[[ Data excerpts open ]]

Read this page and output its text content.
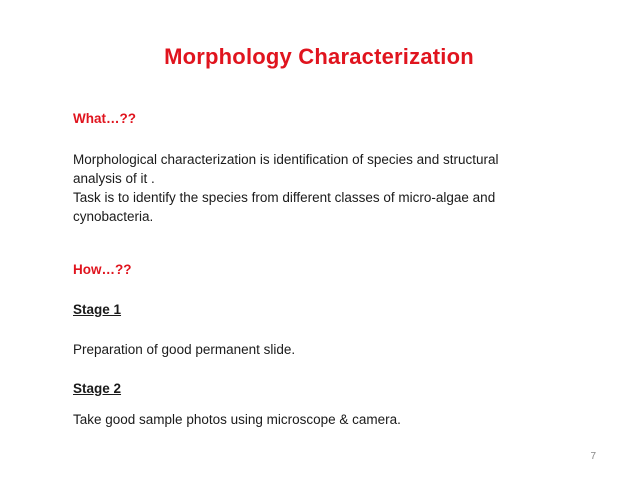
Morphology Characterization
What…??
Morphological characterization is identification of species and structural
analysis of it .
Task is to identify the species from different classes of micro-algae and
cynobacteria.
How…??
Stage 1
Preparation of good permanent slide.
Stage 2
Take good sample photos using microscope & camera.
7
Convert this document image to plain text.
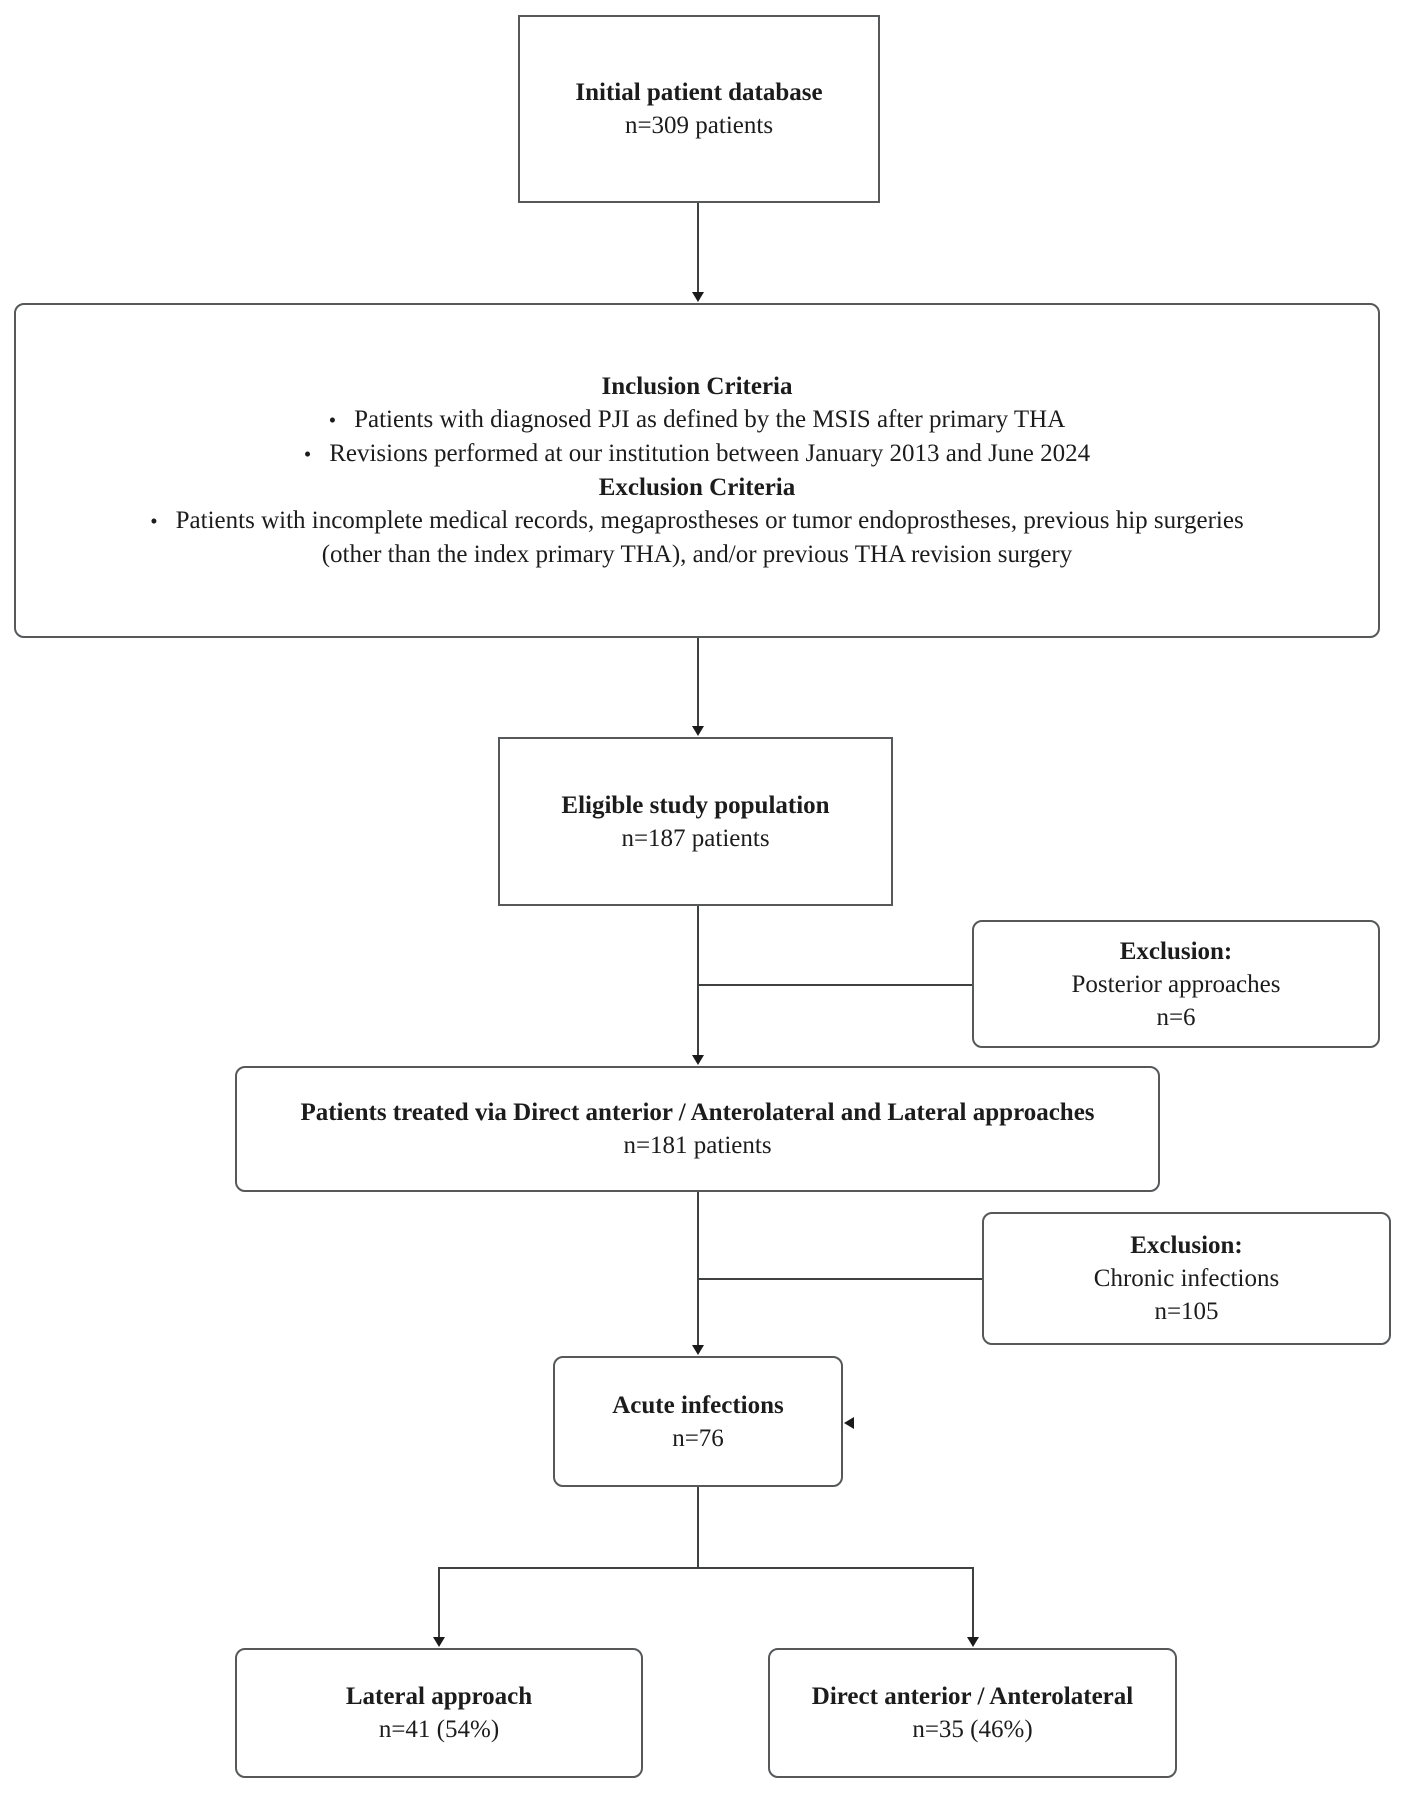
Initial patient database
n=309 patients
Inclusion Criteria
• Patients with diagnosed PJI as defined by the MSIS after primary THA
• Revisions performed at our institution between January 2013 and June 2024
Exclusion Criteria
• Patients with incomplete medical records, megaprostheses or tumor endoprostheses, previous hip surgeries
(other than the index primary THA), and/or previous THA revision surgery
Eligible study population
n=187 patients
Exclusion:
Posterior approaches
n=6
Patients treated via Direct anterior / Anterolateral and Lateral approaches
n=181 patients
Exclusion:
Chronic infections
n=105
Acute infections
n=76
Lateral approach
n=41 (54%)
Direct anterior / Anterolateral
n=35 (46%)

[[ Data excerpts closed ]]

_Directions_
Word for word, return all the entries and skip their pictures.

_Answer below_
Read this page and output its text content.
Morphology Characterization
What…??
Morphological characterization is identification of species and structural
analysis of it .
Task is to identify the species from different classes of micro-algae and
cynobacteria.
How…??
Stage 1
Preparation of good permanent slide.
Stage 2
Take good sample photos using microscope & camera.
7
Convert this document image to plain text.
Initial patient database
n=309 patients
Inclusion Criteria
• Patients with diagnosed PJI as defined by the MSIS after primary THA
• Revisions performed at our institution between January 2013 and June 2024
Exclusion Criteria
• Patients with incomplete medical records, megaprostheses or tumor endoprostheses, previous hip surgeries
(other than the index primary THA), and/or previous THA revision surgery
Eligible study population
n=187 patients
Exclusion:
Posterior approaches
n=6
Patients treated via Direct anterior / Anterolateral and Lateral approaches
n=181 patients
Exclusion:
Chronic infections
n=105
Acute infections
n=76
Lateral approach
n=41 (54%)
Direct anterior / Anterolateral
n=35 (46%)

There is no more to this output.